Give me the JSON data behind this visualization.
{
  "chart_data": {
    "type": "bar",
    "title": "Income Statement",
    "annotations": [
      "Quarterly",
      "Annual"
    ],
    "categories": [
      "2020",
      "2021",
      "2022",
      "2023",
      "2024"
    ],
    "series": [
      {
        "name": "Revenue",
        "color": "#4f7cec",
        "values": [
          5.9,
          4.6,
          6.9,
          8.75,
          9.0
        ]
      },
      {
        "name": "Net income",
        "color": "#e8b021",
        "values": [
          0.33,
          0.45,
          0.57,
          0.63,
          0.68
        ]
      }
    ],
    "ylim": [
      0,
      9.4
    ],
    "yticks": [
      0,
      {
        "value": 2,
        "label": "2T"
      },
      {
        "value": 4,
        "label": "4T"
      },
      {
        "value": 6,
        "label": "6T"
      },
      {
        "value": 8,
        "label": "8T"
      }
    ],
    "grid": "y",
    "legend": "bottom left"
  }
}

§ Directions: Can you reproduce all the material exactly?

§ Written response:
Give me the JSON data behind this visualization.
{
  "chart_data": {
    "type": "bar",
    "title": "Income Statement",
    "annotations": [
      "Quarterly",
      "Annual"
    ],
    "categories": [
      "2020",
      "2021",
      "2022",
      "2023",
      "2024"
    ],
    "series": [
      {
        "name": "Revenue",
        "color": "#4f7cec",
        "values": [
          5.9,
          4.6,
          6.9,
          8.75,
          9.0
        ]
      },
      {
        "name": "Net income",
        "color": "#e8b021",
        "values": [
          0.33,
          0.45,
          0.57,
          0.63,
          0.68
        ]
      }
    ],
    "ylim": [
      0,
      9.4
    ],
    "yticks": [
      0,
      {
        "value": 2,
        "label": "2T"
      },
      {
        "value": 4,
        "label": "4T"
      },
      {
        "value": 6,
        "label": "6T"
      },
      {
        "value": 8,
        "label": "8T"
      }
    ],
    "grid": "y",
    "legend": "bottom left"
  }
}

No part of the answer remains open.